**Instructions for the task**
Return only the number of lines that hold "crash".

**Data supplied**
▽
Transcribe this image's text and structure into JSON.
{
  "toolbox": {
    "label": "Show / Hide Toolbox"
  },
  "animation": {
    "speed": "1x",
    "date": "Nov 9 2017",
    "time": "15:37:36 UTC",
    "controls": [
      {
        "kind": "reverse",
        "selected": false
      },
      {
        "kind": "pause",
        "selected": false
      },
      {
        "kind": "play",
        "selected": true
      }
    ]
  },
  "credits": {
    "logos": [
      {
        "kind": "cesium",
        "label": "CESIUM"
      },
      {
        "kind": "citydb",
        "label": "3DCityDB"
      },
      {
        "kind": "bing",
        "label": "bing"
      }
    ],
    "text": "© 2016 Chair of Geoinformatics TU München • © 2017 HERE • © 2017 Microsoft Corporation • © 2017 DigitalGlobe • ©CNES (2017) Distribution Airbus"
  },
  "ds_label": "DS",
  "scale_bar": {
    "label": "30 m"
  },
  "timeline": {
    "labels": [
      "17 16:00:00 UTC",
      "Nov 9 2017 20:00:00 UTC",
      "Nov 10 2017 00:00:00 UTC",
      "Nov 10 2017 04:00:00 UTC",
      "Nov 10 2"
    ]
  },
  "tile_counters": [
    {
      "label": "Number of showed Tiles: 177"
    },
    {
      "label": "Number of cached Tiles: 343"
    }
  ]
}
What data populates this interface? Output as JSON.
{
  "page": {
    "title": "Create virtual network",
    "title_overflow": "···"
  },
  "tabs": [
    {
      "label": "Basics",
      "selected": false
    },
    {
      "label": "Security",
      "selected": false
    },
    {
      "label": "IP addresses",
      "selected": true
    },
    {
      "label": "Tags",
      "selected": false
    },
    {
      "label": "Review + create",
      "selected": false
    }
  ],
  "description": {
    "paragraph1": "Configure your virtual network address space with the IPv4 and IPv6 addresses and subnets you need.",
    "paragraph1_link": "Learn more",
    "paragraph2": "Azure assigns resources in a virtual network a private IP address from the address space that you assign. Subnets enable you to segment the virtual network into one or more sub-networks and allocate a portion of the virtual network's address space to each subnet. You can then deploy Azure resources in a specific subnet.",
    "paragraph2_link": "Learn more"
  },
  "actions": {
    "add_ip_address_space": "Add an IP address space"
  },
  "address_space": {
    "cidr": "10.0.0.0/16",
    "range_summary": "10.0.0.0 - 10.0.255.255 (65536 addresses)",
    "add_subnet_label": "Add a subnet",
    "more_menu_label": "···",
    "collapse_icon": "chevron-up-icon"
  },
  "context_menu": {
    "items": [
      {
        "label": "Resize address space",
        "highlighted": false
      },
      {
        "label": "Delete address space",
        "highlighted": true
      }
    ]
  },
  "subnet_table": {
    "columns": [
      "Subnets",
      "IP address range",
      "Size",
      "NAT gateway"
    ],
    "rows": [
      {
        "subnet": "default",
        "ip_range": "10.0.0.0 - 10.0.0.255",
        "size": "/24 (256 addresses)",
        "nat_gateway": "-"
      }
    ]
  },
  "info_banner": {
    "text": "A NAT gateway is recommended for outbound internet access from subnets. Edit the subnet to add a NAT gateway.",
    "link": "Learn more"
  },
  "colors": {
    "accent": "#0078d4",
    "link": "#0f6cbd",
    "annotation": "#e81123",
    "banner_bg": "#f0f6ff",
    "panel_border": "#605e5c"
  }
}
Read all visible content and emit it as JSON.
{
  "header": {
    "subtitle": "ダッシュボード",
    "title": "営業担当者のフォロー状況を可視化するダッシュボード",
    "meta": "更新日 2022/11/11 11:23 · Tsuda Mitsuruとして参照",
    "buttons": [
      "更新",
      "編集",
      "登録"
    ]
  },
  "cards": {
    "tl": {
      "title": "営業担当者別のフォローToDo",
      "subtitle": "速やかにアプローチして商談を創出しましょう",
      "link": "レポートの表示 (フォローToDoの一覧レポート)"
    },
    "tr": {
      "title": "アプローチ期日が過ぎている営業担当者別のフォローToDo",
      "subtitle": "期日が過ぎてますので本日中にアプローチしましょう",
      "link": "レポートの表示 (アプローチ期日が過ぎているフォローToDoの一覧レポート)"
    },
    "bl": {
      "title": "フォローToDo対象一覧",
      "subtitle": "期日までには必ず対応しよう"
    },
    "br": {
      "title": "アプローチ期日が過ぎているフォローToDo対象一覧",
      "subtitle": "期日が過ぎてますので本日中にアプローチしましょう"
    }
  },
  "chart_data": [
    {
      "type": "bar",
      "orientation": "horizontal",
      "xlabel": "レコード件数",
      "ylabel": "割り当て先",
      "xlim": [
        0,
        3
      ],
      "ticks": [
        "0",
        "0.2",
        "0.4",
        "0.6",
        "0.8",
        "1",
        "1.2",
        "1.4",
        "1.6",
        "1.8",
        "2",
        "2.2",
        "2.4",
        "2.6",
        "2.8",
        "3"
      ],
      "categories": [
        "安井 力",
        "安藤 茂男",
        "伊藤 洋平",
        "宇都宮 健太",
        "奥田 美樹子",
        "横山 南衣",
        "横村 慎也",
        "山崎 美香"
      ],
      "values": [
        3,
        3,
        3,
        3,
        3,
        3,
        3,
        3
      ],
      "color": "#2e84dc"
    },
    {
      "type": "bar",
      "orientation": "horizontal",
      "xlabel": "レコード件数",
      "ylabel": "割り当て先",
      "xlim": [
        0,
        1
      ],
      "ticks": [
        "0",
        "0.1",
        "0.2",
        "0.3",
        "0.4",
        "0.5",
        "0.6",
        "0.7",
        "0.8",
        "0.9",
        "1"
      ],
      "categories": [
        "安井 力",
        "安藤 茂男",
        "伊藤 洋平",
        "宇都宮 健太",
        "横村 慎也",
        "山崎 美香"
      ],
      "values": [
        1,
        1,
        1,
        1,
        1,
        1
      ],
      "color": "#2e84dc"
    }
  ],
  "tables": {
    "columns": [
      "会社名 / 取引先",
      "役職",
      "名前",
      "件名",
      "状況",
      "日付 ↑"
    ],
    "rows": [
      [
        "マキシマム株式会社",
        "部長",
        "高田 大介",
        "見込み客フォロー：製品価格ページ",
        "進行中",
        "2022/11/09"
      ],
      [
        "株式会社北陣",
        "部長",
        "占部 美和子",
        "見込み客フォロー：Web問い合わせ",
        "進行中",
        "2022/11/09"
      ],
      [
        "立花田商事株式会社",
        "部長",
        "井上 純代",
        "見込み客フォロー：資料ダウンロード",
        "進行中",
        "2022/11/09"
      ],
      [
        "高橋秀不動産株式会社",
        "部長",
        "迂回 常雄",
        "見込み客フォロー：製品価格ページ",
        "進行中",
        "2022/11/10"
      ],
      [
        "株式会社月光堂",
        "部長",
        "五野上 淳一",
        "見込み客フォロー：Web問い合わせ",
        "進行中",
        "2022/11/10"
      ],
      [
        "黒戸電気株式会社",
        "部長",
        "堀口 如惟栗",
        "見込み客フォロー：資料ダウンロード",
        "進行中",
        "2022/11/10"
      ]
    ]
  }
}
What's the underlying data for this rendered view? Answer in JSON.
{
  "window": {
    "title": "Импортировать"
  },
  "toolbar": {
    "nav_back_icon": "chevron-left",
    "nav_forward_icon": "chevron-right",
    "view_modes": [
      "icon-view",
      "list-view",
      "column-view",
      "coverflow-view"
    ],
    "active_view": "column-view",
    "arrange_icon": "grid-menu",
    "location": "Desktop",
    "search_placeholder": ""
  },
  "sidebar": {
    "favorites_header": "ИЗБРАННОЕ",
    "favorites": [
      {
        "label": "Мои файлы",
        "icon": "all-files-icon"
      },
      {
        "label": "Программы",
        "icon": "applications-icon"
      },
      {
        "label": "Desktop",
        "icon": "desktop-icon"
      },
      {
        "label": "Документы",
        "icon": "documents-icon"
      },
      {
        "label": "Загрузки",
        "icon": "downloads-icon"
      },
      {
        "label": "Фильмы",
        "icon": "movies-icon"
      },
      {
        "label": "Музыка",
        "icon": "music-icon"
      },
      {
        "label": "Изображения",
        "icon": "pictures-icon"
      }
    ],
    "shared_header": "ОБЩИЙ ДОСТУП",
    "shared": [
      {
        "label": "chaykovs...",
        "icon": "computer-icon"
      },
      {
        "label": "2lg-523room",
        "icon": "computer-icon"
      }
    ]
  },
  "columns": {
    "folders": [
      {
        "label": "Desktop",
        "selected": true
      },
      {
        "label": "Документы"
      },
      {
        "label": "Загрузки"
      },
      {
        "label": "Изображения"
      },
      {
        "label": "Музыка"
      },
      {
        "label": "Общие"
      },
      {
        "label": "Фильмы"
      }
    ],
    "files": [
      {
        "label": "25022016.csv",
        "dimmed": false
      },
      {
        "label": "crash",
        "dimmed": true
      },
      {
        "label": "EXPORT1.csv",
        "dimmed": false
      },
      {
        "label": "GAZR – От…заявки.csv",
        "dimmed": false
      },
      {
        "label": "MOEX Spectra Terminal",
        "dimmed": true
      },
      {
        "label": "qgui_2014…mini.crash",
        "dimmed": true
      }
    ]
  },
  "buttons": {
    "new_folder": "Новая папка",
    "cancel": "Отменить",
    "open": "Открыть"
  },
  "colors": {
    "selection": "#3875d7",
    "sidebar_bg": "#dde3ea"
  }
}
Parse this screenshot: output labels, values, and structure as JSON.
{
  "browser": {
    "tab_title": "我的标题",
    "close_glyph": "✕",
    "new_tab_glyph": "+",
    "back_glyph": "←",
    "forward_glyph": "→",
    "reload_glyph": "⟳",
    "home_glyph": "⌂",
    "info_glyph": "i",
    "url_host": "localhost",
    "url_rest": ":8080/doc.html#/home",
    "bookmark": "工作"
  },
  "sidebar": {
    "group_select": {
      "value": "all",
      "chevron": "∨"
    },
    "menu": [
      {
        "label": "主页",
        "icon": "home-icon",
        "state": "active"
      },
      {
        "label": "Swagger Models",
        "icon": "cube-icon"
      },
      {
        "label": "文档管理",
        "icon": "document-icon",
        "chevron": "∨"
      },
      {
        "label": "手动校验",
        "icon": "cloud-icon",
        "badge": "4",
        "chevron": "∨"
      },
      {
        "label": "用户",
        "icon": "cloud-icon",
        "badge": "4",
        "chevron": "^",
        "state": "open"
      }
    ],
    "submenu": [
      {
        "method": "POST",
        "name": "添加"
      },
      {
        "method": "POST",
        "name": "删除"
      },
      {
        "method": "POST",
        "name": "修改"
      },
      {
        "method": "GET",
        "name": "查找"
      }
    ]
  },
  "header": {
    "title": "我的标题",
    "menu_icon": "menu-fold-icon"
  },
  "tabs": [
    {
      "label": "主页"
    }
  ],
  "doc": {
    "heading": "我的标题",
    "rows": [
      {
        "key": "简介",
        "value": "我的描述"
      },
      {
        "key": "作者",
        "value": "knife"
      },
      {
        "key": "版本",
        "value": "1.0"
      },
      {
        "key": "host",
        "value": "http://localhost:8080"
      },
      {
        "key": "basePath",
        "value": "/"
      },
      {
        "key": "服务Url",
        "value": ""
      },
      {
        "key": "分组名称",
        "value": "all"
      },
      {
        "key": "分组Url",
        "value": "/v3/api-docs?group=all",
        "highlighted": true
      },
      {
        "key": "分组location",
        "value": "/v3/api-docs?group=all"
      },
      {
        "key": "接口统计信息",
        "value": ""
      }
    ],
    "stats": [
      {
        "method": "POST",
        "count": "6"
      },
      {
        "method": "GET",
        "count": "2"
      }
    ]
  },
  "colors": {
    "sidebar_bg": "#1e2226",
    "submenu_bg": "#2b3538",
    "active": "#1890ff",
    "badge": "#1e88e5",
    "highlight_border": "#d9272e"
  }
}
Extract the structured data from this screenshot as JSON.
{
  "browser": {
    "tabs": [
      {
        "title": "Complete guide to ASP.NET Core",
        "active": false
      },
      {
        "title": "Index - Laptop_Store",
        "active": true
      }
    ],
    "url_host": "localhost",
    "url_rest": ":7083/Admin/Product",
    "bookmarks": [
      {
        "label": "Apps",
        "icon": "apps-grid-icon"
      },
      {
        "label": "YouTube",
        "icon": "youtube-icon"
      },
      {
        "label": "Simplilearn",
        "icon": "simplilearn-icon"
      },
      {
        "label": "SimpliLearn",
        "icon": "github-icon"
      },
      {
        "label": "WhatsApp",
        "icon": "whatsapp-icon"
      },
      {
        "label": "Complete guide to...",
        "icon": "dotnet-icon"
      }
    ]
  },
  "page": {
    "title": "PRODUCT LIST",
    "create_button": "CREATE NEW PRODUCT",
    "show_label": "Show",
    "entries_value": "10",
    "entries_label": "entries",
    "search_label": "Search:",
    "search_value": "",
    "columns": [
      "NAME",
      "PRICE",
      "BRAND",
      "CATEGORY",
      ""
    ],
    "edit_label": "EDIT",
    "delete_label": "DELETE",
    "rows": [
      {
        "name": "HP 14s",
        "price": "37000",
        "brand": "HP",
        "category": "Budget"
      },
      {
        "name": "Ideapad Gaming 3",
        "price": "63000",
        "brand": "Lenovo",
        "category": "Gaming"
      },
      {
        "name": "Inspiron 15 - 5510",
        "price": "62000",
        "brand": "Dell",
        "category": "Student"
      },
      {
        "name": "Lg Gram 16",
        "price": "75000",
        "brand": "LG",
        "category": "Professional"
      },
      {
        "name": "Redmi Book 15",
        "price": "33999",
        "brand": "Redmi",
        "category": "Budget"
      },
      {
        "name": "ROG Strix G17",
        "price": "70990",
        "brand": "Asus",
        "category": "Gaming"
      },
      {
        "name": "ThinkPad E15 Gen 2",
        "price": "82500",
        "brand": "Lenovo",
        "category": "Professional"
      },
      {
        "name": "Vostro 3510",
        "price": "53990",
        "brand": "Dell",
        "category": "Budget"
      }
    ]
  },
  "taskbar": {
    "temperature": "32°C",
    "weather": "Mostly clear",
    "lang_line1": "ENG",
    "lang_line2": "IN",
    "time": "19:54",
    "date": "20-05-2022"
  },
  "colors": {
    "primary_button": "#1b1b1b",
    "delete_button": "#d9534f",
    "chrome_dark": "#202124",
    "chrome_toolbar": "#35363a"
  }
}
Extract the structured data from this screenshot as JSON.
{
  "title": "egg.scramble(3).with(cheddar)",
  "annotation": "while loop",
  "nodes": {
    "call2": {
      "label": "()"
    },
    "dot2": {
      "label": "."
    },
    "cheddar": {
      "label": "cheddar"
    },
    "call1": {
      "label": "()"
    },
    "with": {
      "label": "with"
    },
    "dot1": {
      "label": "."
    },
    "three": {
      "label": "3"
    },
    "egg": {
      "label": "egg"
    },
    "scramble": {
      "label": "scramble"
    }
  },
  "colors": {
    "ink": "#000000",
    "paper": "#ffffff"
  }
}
△
**Solved exercise**
2